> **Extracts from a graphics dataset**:

════════════════

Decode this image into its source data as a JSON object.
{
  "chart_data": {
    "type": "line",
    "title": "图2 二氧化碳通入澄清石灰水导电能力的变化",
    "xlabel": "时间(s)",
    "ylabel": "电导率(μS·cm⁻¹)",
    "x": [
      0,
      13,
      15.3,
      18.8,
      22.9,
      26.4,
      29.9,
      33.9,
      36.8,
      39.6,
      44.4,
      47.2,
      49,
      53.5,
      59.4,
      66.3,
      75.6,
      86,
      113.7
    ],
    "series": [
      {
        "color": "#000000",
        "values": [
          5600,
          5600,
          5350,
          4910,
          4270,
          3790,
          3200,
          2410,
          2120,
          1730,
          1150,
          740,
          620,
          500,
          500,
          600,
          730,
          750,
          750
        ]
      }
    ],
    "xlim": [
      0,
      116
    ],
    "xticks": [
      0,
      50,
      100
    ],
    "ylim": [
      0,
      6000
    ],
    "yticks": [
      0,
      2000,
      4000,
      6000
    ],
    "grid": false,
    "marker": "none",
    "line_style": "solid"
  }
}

════════════════

Copy out each record, keeping every word as it is.

> **Output for this task**:
Decode this image into its source data as a JSON object.
{
  "chart_data": {
    "type": "line",
    "title": "图2 二氧化碳通入澄清石灰水导电能力的变化",
    "xlabel": "时间(s)",
    "ylabel": "电导率(μS·cm⁻¹)",
    "x": [
      0,
      13,
      15.3,
      18.8,
      22.9,
      26.4,
      29.9,
      33.9,
      36.8,
      39.6,
      44.4,
      47.2,
      49,
      53.5,
      59.4,
      66.3,
      75.6,
      86,
      113.7
    ],
    "series": [
      {
        "color": "#000000",
        "values": [
          5600,
          5600,
          5350,
          4910,
          4270,
          3790,
          3200,
          2410,
          2120,
          1730,
          1150,
          740,
          620,
          500,
          500,
          600,
          730,
          750,
          750
        ]
      }
    ],
    "xlim": [
      0,
      116
    ],
    "xticks": [
      0,
      50,
      100
    ],
    "ylim": [
      0,
      6000
    ],
    "yticks": [
      0,
      2000,
      4000,
      6000
    ],
    "grid": false,
    "marker": "none",
    "line_style": "solid"
  }
}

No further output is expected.